Excerpt to read -
You get what she means. You've probably had a similar experience.

We might take this tendency more lightly if it weren't occurring across society. Remember the New Yorker cover around last Hallowe'en? It depicted parents accompanying their trick-or-treating kids. Each parent's face is illuminated by the bluish glow of the cell phones they're consulting. That is, we're relating more and more, day by day, to machines instead of to one another. The "friend" we have in cyberspace is hypothetical compared to the warm, fleshy one we can sit with knee-to-knee, heart-to-heart. And try though we might, we'll never develop a compassionate robot.

Patients aren't the only ones discomforted by medical technomania. I've heard healthcare practitioners complain that hi-tech intrusion is supplanting the human contact that had been the source of joy in their profession.   

If this phenomenon is distressing, we need to do something about it, since if we don't, who will? We can begin by simply saying so, and move on to behave as we feel we should. Change never occurs any other way. As Gandhi advised, "Never do the wrong thing, even if the authorities require it. Always do the right thing, even if the authorities forbid it."

Thursday, March 3, 2011


When Jack, a recently diagnosed member of our cancer support group, said he hadn't yet chosen a treatment, other members voiced their concern.

“Cancer cells don’t take time off, you know,” advised one.

Jack said standard oncology was too toxic for his taste, so he’d first like to try alternative approaches like dietary regimens and coffee enemas. Two weeks later, though, he hadn’t begun alternatives, either. Other members began to lean on him, even suggesting that his strategy was flat-out wrong. During a lull in the conversation I found them looking my way, presumably because as group facilitator and ostensible medical arbiter, it was up to me to convince Jack of The Truth.

That moment begged the question of “support's” nature. Would supporting Jack mean aiming to extend his survival? Maximize his life quality? Keep him from wasting his time with quacks? Help him access a miracle? What are we after, here, anyway, in a world that has no guarantees?

It's strange that while knowledge of cancer generates confusion in the newly diagnosed, everyone else knows clearly what to do. Opinions flood in, along with books, clinic ads, diets, prayer cards, crystals and affirmations. Apparently there are as many routes as ways to slice an onion. Obviously, no one can buy into all of them, especially the ones that are mutually contradictory.

This emotional maelstrom following diagnosis is one of those rare moments poets describe, the intersection of crisis and opportunity. While the stakes are high and treatment choices abundant, there's little clue as to which might prove most effective. That's why a helpful act at this point is to simply stop and contemplate the situation. When we do that, the question, “What to do?” becomes, “What are my deepest values, anyway? What do I really believe in?”

Over my forty-some years in this business, I’ve seen people choose hither and yon. Sure, most opt for standard oncology, and most of those throw in an alternative or two as well. Some go wholly for alternatives. Of those approaches, many look weird even to me, and I’m not exactly orthodox. Occasionally, when someone heads toward an intervention I believe to be harmful (one example: intravenous hydrogen peroxide), I warn them. A few people opt for no treatment at all. And you know what? An individual's success—defined sometimes as longterm survival, sometimes as contentment—correlates best with his or her faith in the chosen direction.

These are adults, after all, making mortally personal decisions. I'm not about to frog-march them down to the oncology clinic since I’m not sure which way I’d go if I were diagnosed. My own history includes treatments that range from standard medicine to visualization to pranayama. I don’t feel mandated to influence anyone toward any particular treatment.

To me, support has come to mean helping people navigate this slippery reality. It's no easy task for any of us since, as the Wise Ones say, “If you can see the path, it can’t possibly be yours.”

So what does Jack need? For him, now, support consists of unconditional love. In fact, when should it not?

Work to be completed -
Reproduce, word for word, everything in the excerpt on cancer support from "These are adults, after" down to "should it not?". You won't need the data that comes next.

Information supplied -
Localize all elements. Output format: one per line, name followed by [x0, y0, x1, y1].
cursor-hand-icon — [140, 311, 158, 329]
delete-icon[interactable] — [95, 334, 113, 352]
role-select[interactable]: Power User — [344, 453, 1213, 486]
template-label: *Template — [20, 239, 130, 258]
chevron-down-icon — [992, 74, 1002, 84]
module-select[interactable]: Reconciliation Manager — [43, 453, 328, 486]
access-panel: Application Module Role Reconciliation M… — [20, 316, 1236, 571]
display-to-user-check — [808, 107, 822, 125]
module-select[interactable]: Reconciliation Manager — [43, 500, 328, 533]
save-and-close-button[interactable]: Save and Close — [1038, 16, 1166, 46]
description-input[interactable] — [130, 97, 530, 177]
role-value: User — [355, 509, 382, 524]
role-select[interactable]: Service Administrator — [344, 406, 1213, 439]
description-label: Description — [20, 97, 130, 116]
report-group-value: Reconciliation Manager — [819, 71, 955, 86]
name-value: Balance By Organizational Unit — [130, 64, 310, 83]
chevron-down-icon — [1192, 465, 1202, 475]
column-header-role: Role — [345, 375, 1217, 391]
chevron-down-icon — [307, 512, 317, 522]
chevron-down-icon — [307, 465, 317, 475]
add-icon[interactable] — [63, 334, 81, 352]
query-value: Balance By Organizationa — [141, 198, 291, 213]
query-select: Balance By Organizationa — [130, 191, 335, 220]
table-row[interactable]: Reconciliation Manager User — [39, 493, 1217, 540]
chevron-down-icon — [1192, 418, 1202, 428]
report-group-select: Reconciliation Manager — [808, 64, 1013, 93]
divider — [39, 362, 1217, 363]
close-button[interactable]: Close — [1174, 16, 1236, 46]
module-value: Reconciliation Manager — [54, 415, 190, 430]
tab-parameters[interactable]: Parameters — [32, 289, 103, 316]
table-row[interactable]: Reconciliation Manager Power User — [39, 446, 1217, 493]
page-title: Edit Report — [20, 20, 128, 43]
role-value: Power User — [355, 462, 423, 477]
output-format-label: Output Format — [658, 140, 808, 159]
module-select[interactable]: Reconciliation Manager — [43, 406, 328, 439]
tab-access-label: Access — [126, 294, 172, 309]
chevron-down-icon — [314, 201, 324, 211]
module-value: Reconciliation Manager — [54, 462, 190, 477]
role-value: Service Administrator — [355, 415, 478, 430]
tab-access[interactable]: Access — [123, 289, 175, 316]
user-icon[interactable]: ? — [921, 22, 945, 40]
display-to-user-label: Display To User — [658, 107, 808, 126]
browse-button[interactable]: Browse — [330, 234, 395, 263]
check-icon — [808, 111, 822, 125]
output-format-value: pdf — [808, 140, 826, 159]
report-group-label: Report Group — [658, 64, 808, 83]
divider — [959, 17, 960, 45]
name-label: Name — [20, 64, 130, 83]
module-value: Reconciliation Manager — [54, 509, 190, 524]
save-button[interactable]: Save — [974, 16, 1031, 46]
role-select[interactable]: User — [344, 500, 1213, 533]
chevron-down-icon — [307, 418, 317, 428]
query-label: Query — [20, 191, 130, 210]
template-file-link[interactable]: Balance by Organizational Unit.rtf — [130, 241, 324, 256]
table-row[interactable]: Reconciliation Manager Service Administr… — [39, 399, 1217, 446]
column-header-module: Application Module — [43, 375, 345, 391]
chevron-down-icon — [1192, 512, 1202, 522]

Output of the exercise -
These are adults, after all, making mortally personal decisions. I'm not about to frog-march them down to the oncology clinic since I’m not sure which way I’d go if I were diagnosed. My own history includes treatments that range from standard medicine to visualization to pranayama. I don’t feel mandated to influence anyone toward any particular treatment.

To me, support has come to mean helping people navigate this slippery reality. It's no easy task for any of us since, as the Wise Ones say, “If you can see the path, it can’t possibly be yours.”

So what does Jack need? For him, now, support consists of unconditional love. In fact, when should it not?